__TASK__. Return the part of the UTF-8 patch message between "--- ie_imp_Text.cpp.orig Wed" and "char * szSuffix)", inclusive, copied word for word.

::: ARTICLE :::

Patch: RecognizeContents for UTF-8


Subject: Patch: RecognizeContents for UTF-8
From: Andrew Dunbar (falconsquire@start.com.au)
Date: Mon Apr 09 2001 - 08:10:00 CDT


Here's my patch to allow loading UTF-8 files regardless
of the filename extension. Including the .txt which
is generally the case on Windows at least.

Andrew.

--- ie_imp_Text.cpp.orig Wed Feb 7 08:55:08 2001
+++ ie_imp_Text.cpp Mon Apr 9 23:08:12 2001
@@ -250,7 +250,10 @@
 
 bool IE_Imp_Text::RecognizeSuffix(const char * szSuffix)
 {
- return (UT_stricmp(szSuffix,".txt") == 0);
+ // TODO: We give the other guys a chance, since this
+ // TODO: importer is so generic. Does this seem
+ // TODO: like a sensible strategy?
+ return(false);
 }
 
 UT_Error IE_Imp_Text::StaticConstructor(PD_Document * pDocument,

--- ie_imp_UTF8.cpp.orig Wed Feb 7 08:55:08 2001
+++ ie_imp_UTF8.cpp Sun Apr 8 00:20:56 2001
@@ -308,8 +308,58 @@
 
 bool IE_Imp_UTF8::RecognizeContents(const char * szBuf, UT_uint32
iNumbytes)

::: STORED ROWS :::

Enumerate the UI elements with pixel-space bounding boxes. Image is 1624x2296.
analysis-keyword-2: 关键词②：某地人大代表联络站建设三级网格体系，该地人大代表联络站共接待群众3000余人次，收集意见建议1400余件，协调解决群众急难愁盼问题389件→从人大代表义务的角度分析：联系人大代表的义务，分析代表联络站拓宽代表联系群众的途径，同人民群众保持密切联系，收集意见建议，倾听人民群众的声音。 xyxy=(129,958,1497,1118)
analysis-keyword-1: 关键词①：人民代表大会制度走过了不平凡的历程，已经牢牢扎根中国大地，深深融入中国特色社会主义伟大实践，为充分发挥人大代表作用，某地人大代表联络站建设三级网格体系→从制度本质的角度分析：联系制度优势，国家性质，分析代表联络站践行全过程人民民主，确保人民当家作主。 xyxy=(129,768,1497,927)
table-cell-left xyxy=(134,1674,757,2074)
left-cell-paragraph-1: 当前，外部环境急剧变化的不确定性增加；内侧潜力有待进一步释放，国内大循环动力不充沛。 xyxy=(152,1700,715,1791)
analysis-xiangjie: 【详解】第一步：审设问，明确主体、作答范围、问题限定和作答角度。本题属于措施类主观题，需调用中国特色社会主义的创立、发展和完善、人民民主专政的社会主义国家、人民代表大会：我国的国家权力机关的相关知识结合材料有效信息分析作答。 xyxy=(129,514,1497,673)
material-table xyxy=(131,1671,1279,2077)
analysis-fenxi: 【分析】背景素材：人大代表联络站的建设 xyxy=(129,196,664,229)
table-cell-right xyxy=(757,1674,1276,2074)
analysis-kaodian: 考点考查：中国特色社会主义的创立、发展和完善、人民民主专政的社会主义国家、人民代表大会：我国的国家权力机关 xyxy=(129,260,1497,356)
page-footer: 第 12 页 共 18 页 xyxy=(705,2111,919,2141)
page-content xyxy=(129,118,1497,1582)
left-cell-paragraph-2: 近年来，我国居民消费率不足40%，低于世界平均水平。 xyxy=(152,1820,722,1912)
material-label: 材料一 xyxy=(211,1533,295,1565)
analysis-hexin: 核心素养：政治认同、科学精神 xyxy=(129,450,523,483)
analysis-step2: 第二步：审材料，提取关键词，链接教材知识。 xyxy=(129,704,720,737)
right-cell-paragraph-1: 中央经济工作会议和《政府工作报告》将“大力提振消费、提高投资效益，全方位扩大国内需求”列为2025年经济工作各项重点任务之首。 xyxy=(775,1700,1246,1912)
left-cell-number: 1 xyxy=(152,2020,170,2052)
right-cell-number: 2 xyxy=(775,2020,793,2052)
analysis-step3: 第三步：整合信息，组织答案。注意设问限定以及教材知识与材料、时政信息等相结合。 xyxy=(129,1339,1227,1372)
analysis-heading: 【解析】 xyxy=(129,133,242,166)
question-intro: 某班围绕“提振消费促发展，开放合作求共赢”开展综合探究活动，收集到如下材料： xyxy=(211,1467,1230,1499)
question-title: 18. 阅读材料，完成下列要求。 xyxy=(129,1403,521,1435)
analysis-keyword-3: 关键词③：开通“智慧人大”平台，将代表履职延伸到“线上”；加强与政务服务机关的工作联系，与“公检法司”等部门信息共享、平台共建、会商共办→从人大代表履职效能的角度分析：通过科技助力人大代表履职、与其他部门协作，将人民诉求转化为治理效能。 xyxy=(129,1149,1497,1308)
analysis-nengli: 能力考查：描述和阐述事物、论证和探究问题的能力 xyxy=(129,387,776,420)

:::

__ANSWER TO THE EXERCISE__.
--- ie_imp_Text.cpp.orig Wed Feb 7 08:55:08 2001
+++ ie_imp_Text.cpp Mon Apr 9 23:08:12 2001
@@ -250,7 +250,10 @@
 
 bool IE_Imp_Text::RecognizeSuffix(const char * szSuffix)